### [EXERCISE]
Print the entries that appear below, exactly as written and without their pictures.

Recorded data
= = =

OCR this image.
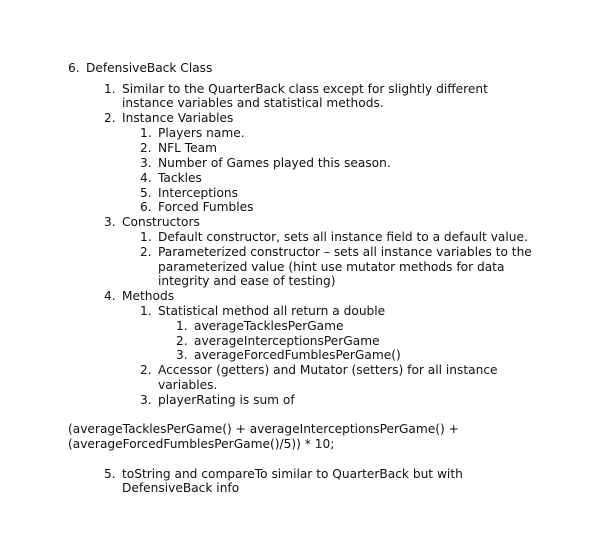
6. DefensiveBack Class
1. Similar to the QuarterBack class except for slightly different
instance variables and statistical methods.
2. Instance Variables
1. Players name.
2. NFL Team
3. Number of Games played this season.
4. Tackles
5. Interceptions
6. Forced Fumbles
3. Constructors
1. Default constructor, sets all instance field to a default value.
2. Parameterized constructor – sets all instance variables to the
parameterized value (hint use mutator methods for data
integrity and ease of testing)
4. Methods
1. Statistical method all return a double
1. averageTacklesPerGame
2. averageInterceptionsPerGame
3. averageForcedFumblesPerGame()
2. Accessor (getters) and Mutator (setters) for all instance
variables.
3. playerRating is sum of
(averageTacklesPerGame() + averageInterceptionsPerGame() +
(averageForcedFumblesPerGame()/5)) * 10;
5. toString and compareTo similar to QuarterBack but with
DefensiveBack info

= = =

### [EXERCISE RESPONSE]
OCR this image.
6. DefensiveBack Class
1. Similar to the QuarterBack class except for slightly different
instance variables and statistical methods.
2. Instance Variables
1. Players name.
2. NFL Team
3. Number of Games played this season.
4. Tackles
5. Interceptions
6. Forced Fumbles
3. Constructors
1. Default constructor, sets all instance field to a default value.
2. Parameterized constructor – sets all instance variables to the
parameterized value (hint use mutator methods for data
integrity and ease of testing)
4. Methods
1. Statistical method all return a double
1. averageTacklesPerGame
2. averageInterceptionsPerGame
3. averageForcedFumblesPerGame()
2. Accessor (getters) and Mutator (setters) for all instance
variables.
3. playerRating is sum of
(averageTacklesPerGame() + averageInterceptionsPerGame() +
(averageForcedFumblesPerGame()/5)) * 10;
5. toString and compareTo similar to QuarterBack but with
DefensiveBack info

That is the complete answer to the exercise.